Stored items
|---|

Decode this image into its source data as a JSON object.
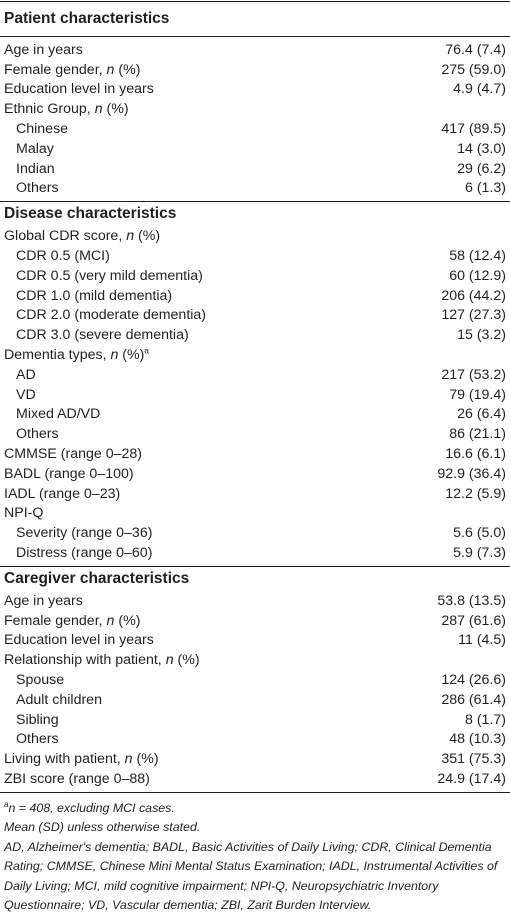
{
  "sections": [
    {
      "title": "Patient characteristics",
      "rows": [
        {
          "label": "Age in years",
          "value": "76.4 (7.4)",
          "indent": false
        },
        {
          "label": "Female gender, n (%)",
          "value": "275 (59.0)",
          "indent": false
        },
        {
          "label": "Education level in years",
          "value": "4.9 (4.7)",
          "indent": false
        },
        {
          "label": "Ethnic Group, n (%)",
          "value": "",
          "indent": false
        },
        {
          "label": "Chinese",
          "value": "417 (89.5)",
          "indent": true
        },
        {
          "label": "Malay",
          "value": "14 (3.0)",
          "indent": true
        },
        {
          "label": "Indian",
          "value": "29 (6.2)",
          "indent": true
        },
        {
          "label": "Others",
          "value": "6 (1.3)",
          "indent": true
        }
      ]
    },
    {
      "title": "Disease characteristics",
      "rows": [
        {
          "label": "Global CDR score, n (%)",
          "value": "",
          "indent": false
        },
        {
          "label": "CDR 0.5 (MCI)",
          "value": "58 (12.4)",
          "indent": true
        },
        {
          "label": "CDR 0.5 (very mild dementia)",
          "value": "60 (12.9)",
          "indent": true
        },
        {
          "label": "CDR 1.0 (mild dementia)",
          "value": "206 (44.2)",
          "indent": true
        },
        {
          "label": "CDR 2.0 (moderate dementia)",
          "value": "127 (27.3)",
          "indent": true
        },
        {
          "label": "CDR 3.0 (severe dementia)",
          "value": "15 (3.2)",
          "indent": true
        },
        {
          "label": "Dementia types, n (%)",
          "value": "",
          "indent": false,
          "sup": "a"
        },
        {
          "label": "AD",
          "value": "217 (53.2)",
          "indent": true
        },
        {
          "label": "VD",
          "value": "79 (19.4)",
          "indent": true
        },
        {
          "label": "Mixed AD/VD",
          "value": "26 (6.4)",
          "indent": true
        },
        {
          "label": "Others",
          "value": "86 (21.1)",
          "indent": true
        },
        {
          "label": "CMMSE (range 0–28)",
          "value": "16.6 (6.1)",
          "indent": false
        },
        {
          "label": "BADL (range 0–100)",
          "value": "92.9 (36.4)",
          "indent": false
        },
        {
          "label": "IADL (range 0–23)",
          "value": "12.2 (5.9)",
          "indent": false
        },
        {
          "label": "NPI-Q",
          "value": "",
          "indent": false
        },
        {
          "label": "Severity (range 0–36)",
          "value": "5.6 (5.0)",
          "indent": true
        },
        {
          "label": "Distress (range 0–60)",
          "value": "5.9 (7.3)",
          "indent": true
        }
      ]
    },
    {
      "title": "Caregiver characteristics",
      "rows": [
        {
          "label": "Age in years",
          "value": "53.8 (13.5)",
          "indent": false
        },
        {
          "label": "Female gender, n (%)",
          "value": "287 (61.6)",
          "indent": false
        },
        {
          "label": "Education level in years",
          "value": "11 (4.5)",
          "indent": false
        },
        {
          "label": "Relationship with patient, n (%)",
          "value": "",
          "indent": false
        },
        {
          "label": "Spouse",
          "value": "124 (26.6)",
          "indent": true
        },
        {
          "label": "Adult children",
          "value": "286 (61.4)",
          "indent": true
        },
        {
          "label": "Sibling",
          "value": "8 (1.7)",
          "indent": true
        },
        {
          "label": "Others",
          "value": "48 (10.3)",
          "indent": true
        },
        {
          "label": "Living with patient, n (%)",
          "value": "351 (75.3)",
          "indent": false
        },
        {
          "label": "ZBI score (range 0–88)",
          "value": "24.9 (17.4)",
          "indent": false
        }
      ]
    }
  ],
  "notes": {
    "footnote_a_marker": "a",
    "footnote_a": "n = 408, excluding MCI cases.",
    "mean_sd": "Mean (SD) unless otherwise stated.",
    "abbreviations": "AD, Alzheimer's dementia; BADL, Basic Activities of Daily Living; CDR, Clinical Dementia Rating; CMMSE, Chinese Mini Mental Status Examination; IADL, Instrumental Activities of Daily Living; MCI, mild cognitive impairment; NPI-Q, Neuropsychiatric Inventory Questionnaire; VD, Vascular dementia; ZBI, Zarit Burden Interview."
  }
}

|---|

Objective: Collect, from the material above, every line containing the word "with".

Solution to the exercise:
          "label": "Relationship with patient, n (%)",
          "label": "Living with patient, n (%)",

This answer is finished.